Bounding box prediction data:
────────
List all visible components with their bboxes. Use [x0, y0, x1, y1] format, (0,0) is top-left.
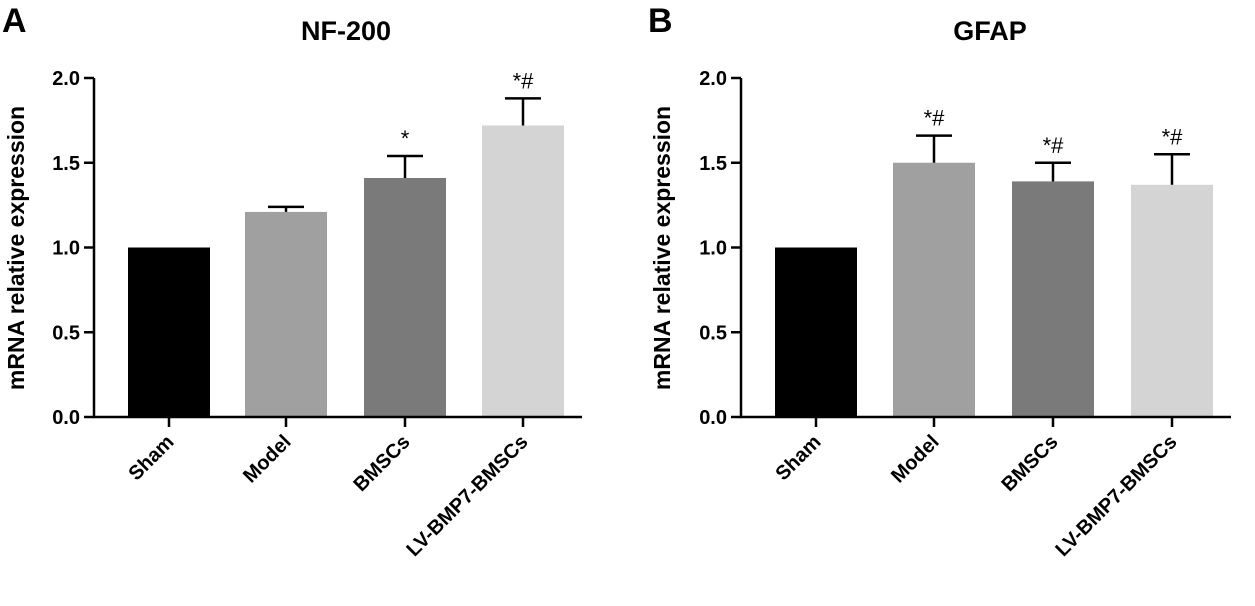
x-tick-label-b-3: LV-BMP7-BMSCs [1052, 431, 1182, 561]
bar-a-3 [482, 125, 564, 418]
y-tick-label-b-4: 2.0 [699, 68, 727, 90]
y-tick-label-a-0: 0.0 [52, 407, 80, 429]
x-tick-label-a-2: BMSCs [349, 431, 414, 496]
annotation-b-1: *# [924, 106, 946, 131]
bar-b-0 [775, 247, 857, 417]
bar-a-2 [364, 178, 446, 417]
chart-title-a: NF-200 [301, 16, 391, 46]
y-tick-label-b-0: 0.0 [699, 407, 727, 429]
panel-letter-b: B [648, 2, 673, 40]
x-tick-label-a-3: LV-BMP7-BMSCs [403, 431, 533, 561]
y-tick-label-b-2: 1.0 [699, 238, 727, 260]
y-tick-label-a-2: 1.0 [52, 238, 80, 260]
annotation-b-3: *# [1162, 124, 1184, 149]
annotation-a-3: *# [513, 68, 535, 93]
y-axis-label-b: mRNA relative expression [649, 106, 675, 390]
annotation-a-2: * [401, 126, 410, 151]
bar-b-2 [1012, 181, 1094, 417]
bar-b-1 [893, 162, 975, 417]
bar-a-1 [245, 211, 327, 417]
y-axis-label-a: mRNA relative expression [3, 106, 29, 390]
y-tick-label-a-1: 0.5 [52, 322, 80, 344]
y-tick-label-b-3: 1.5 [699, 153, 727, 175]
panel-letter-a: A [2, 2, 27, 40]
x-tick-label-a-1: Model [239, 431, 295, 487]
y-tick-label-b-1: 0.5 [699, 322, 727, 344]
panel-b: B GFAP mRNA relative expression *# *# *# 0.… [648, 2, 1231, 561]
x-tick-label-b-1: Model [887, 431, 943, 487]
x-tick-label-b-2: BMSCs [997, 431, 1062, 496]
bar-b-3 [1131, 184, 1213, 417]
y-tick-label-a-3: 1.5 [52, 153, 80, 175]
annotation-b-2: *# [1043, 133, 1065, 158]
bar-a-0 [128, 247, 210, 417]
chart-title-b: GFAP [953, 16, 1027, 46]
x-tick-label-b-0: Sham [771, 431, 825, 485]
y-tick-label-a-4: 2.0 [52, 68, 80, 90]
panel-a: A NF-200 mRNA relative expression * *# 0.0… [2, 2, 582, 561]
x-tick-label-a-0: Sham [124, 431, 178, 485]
────────
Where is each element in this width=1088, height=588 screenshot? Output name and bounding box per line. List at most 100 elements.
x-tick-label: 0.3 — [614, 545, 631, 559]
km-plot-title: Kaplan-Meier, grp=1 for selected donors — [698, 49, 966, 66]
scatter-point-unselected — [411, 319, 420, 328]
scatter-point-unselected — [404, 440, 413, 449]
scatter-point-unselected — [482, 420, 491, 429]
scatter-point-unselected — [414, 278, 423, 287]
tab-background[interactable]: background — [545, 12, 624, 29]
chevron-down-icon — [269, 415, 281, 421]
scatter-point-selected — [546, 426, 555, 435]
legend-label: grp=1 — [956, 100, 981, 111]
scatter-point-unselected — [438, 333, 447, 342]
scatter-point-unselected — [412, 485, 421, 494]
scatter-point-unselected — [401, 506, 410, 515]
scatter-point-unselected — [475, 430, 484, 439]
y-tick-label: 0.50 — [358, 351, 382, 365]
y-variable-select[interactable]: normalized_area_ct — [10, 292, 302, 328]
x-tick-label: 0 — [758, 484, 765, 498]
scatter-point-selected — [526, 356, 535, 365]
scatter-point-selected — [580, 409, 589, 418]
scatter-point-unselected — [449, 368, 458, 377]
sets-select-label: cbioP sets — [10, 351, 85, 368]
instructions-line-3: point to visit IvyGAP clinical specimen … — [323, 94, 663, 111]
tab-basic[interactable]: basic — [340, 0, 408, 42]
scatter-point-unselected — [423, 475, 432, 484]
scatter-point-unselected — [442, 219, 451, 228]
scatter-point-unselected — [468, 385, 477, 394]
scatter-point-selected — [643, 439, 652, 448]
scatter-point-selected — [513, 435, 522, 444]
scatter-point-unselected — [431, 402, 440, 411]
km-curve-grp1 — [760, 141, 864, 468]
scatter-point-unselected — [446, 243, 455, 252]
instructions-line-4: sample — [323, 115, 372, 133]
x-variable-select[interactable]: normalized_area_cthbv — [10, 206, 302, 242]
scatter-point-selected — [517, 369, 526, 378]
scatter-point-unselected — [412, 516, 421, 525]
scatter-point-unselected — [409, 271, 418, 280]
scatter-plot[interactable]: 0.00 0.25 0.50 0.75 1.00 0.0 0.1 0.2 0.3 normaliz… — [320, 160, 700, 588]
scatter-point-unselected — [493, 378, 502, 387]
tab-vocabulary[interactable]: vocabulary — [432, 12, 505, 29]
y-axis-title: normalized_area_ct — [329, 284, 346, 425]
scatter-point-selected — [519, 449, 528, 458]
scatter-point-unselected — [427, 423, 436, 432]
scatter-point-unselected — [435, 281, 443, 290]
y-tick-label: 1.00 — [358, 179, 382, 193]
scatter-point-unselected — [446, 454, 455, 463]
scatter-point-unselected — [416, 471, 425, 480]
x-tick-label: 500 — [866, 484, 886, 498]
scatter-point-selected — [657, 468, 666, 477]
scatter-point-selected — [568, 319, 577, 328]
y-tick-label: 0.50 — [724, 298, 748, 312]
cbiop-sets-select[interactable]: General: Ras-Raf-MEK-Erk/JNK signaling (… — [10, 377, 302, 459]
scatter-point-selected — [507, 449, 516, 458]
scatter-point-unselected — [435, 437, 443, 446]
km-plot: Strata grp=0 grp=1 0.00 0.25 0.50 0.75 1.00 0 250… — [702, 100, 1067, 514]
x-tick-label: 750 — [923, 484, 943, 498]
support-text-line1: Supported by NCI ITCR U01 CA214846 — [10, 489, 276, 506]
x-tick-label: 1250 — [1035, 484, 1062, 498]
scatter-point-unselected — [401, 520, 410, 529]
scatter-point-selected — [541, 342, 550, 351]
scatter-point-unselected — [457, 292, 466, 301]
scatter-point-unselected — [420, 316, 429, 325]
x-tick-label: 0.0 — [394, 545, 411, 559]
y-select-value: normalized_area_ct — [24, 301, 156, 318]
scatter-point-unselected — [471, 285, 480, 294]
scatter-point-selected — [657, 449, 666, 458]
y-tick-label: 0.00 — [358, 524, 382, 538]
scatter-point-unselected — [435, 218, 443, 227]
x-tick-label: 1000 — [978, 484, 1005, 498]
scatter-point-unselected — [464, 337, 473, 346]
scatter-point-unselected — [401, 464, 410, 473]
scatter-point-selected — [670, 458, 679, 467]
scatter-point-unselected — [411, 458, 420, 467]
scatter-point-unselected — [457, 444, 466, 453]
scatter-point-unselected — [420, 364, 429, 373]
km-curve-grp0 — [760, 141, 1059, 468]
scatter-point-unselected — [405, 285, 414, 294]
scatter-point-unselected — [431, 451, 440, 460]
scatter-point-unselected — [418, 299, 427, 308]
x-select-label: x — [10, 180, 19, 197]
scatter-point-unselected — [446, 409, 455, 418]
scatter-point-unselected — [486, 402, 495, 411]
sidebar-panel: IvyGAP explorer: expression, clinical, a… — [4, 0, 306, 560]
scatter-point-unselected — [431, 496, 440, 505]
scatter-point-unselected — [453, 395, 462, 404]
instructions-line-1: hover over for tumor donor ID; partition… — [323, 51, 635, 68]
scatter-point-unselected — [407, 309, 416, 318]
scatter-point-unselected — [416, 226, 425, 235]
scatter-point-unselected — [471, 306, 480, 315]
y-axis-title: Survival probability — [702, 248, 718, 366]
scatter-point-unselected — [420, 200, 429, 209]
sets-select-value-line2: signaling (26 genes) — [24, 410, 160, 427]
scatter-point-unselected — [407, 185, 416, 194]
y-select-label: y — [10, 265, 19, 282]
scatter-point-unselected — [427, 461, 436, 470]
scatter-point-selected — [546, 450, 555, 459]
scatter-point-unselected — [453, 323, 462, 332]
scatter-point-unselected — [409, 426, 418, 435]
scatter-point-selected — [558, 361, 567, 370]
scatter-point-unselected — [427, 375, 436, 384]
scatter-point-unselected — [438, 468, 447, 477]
────────
▶ Task details
Make a copy of each line in the records that has the word "value".

▶ Exercise answer
y-select-value: normalized_area_ct — [24, 301, 156, 318]
sets-select-value-line2: signaling (26 genes) — [24, 410, 160, 427]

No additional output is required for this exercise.